■ Document extract
+---+

Synchrophasor Data Anomaly Detection and Classification Considering Data Drift and Contextual Information

Written by Sagnik Basumallik, Anurag Srivastava, Arman Ahmed and Yinghui Wu

Motivation for Synchrophasor Data Analytics and Impact: Uncertainty of renewables, penetration of inverter-based resources, and varying load dynamics have increased the operational complexity of the grid. Monitoring the power system dynamics under such highly complex scenarios is essential, and Phasor Measurement Units (PMU) provide synchronized high-resolution measurements. PMUs enable coordinated system-wide situational awareness and faster post-event analysis by providing real-time Global Position System (GPS) time-stamped voltage and current phasor data [1]. Analyzing PMUs data comes with multiple challenges, such as data drift, data anomalies, and missing data. For data quality, efficient approaches are needed to detect, process, and remove such inconsistencies from the PMU measurements before being provided to critical PMU data analytics applications.

+---+

■ Complete the following
- A) Quote the synchrophasor passage between "Motivation for Synchrophasor" and "data analytics applications.", inclusive.
- B) Extend the synchrophasor passage, starting right after its final sentence.
The records are separate material, unrelated to the synchrophasor passage.

■ Given records
+---+

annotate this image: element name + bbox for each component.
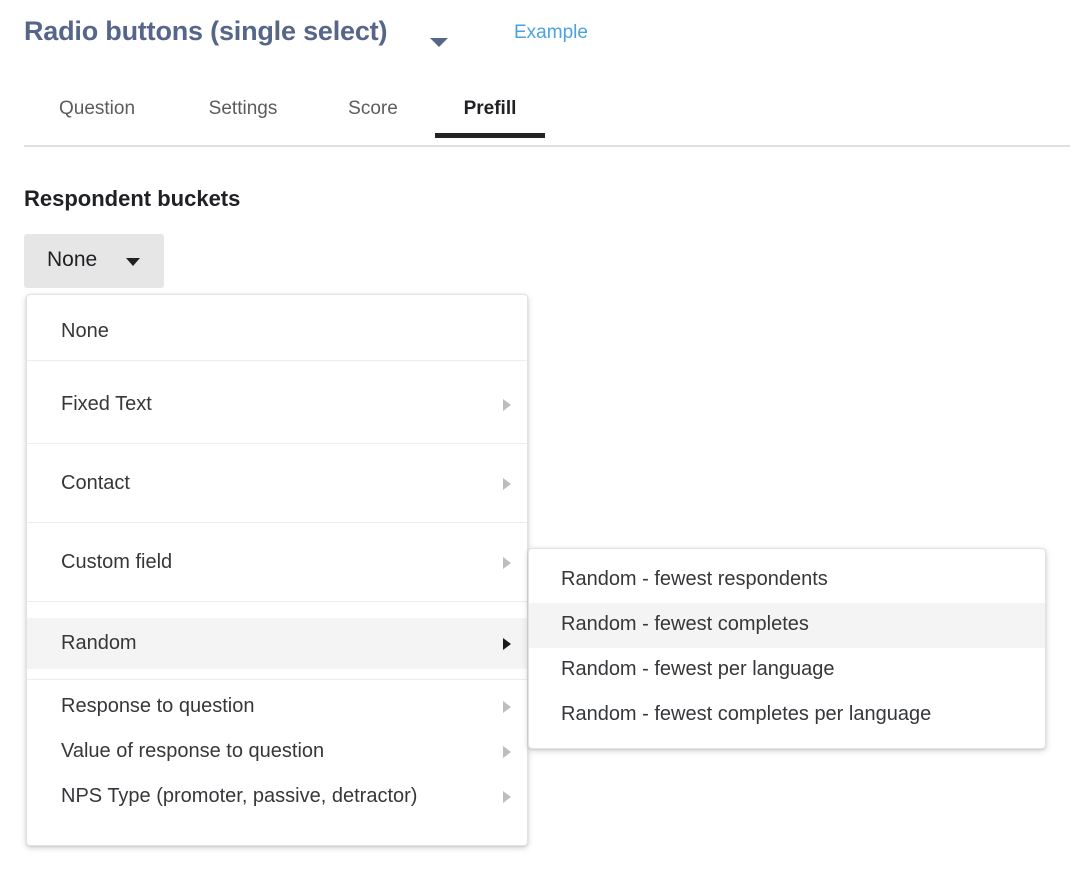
example-link[interactable]: Example	[514, 22, 588, 44]
tab-question[interactable]: Question	[30, 88, 164, 140]
chevron-right-icon	[503, 638, 511, 650]
app-root: Radio buttons (single select) Example Qu…	[0, 0, 1078, 875]
menu-divider	[27, 522, 527, 523]
submenu-item[interactable]: Random - fewest per language	[529, 648, 1045, 693]
chevron-right-icon	[503, 399, 511, 411]
menu-item-label: Response to question	[61, 695, 255, 717]
menu-item-label: None	[61, 320, 109, 342]
tab-label: Prefill	[463, 98, 517, 119]
respondent-buckets-menu: None Fixed Text Contact Custom field Random R…	[26, 294, 528, 846]
menu-item-label: Contact	[61, 472, 130, 494]
chevron-right-icon	[503, 791, 511, 803]
menu-divider	[27, 679, 527, 680]
tab-prefill[interactable]: Prefill	[435, 88, 545, 140]
menu-divider	[27, 360, 527, 361]
chevron-right-icon	[503, 478, 511, 490]
chevron-right-icon	[503, 557, 511, 569]
submenu-item-label: Random - fewest respondents	[561, 568, 828, 590]
menu-item-label: Fixed Text	[61, 393, 152, 415]
tab-label: Score	[348, 98, 398, 119]
submenu-item[interactable]: Random - fewest completes	[529, 603, 1045, 648]
submenu-item-label: Random - fewest completes	[561, 613, 809, 635]
tab-label: Question	[58, 98, 136, 119]
tab-label: Settings	[208, 98, 278, 119]
submenu-item-label: Random - fewest completes per language	[561, 703, 932, 725]
tab-bar-divider	[24, 145, 1070, 147]
menu-item[interactable]: Random	[27, 618, 527, 669]
submenu-item-label: Random - fewest per language	[561, 658, 835, 680]
select-value: None	[47, 248, 98, 271]
menu-item[interactable]: Value of response to question	[27, 729, 527, 774]
tab-bar: Question Settings Score Prefill	[0, 88, 1078, 148]
menu-item[interactable]: Custom field	[27, 524, 527, 602]
tab-score[interactable]: Score	[330, 88, 416, 140]
menu-item-label: Custom field	[61, 551, 173, 573]
respondent-buckets-select[interactable]: None	[24, 234, 164, 288]
menu-item-label: Random	[61, 632, 137, 654]
menu-item[interactable]: Contact	[27, 445, 527, 523]
page-header: Radio buttons (single select) Example	[0, 0, 1078, 72]
tab-settings[interactable]: Settings	[188, 88, 298, 140]
menu-item-label: NPS Type (promoter, passive, detractor)	[61, 785, 418, 807]
menu-item[interactable]: Fixed Text	[27, 366, 527, 444]
menu-item[interactable]: Response to question	[27, 684, 527, 729]
menu-divider	[27, 443, 527, 444]
menu-divider	[27, 601, 527, 602]
menu-item[interactable]: NPS Type (promoter, passive, detractor)	[27, 774, 527, 819]
submenu-item[interactable]: Random - fewest respondents	[529, 558, 1045, 603]
submenu-item[interactable]: Random - fewest completes per language	[529, 693, 1045, 738]
chevron-right-icon	[503, 746, 511, 758]
page-title: Radio buttons (single select)	[24, 16, 388, 46]
random-submenu: Random - fewest respondents Random - fewe…	[528, 548, 1046, 749]
tab-active-indicator	[435, 133, 545, 138]
caret-down-icon	[126, 258, 140, 266]
chevron-right-icon	[503, 701, 511, 713]
menu-item[interactable]: None	[27, 299, 527, 365]
section-title: Respondent buckets	[24, 186, 241, 211]
caret-down-icon[interactable]	[430, 38, 448, 47]
menu-item-label: Value of response to question	[61, 740, 325, 762]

+---+

■ Expected responses
- A)
Motivation for Synchrophasor Data Analytics and Impact: Uncertainty of renewables, penetration of inverter-based resources, and varying load dynamics have increased the operational complexity of the grid. Monitoring the power system dynamics under such highly complex scenarios is essential, and Phasor Measurement Units (PMU) provide synchronized high-resolution measurements. PMUs enable coordinated system-wide situational awareness and faster post-event analysis by providing real-time Global Position System (GPS) time-stamped voltage and current phasor data [1]. Analyzing PMUs data comes with multiple challenges, such as data drift, data anomalies, and missing data. For data quality, efficient approaches are needed to detect, process, and remove such inconsistencies from the PMU measurements before being provided to critical PMU data analytics applications.

- B)
 

Challenges: Data anomalies, PMU estimation, Missing Labels, Data Drift

PMU data quality varies widely as measurements are transferred through the communication network. Inconsistencies in data may arise due to actual changing grid operating conditions, measurement inaccuracies, or errors in end-to-end synchrophasor systems including communication networks. To prevent low-quality data from producing anomalous results leading to incorrect operator decisions, it is imperative that PMU data be monitored for availability and accuracy by addressing the following challenges.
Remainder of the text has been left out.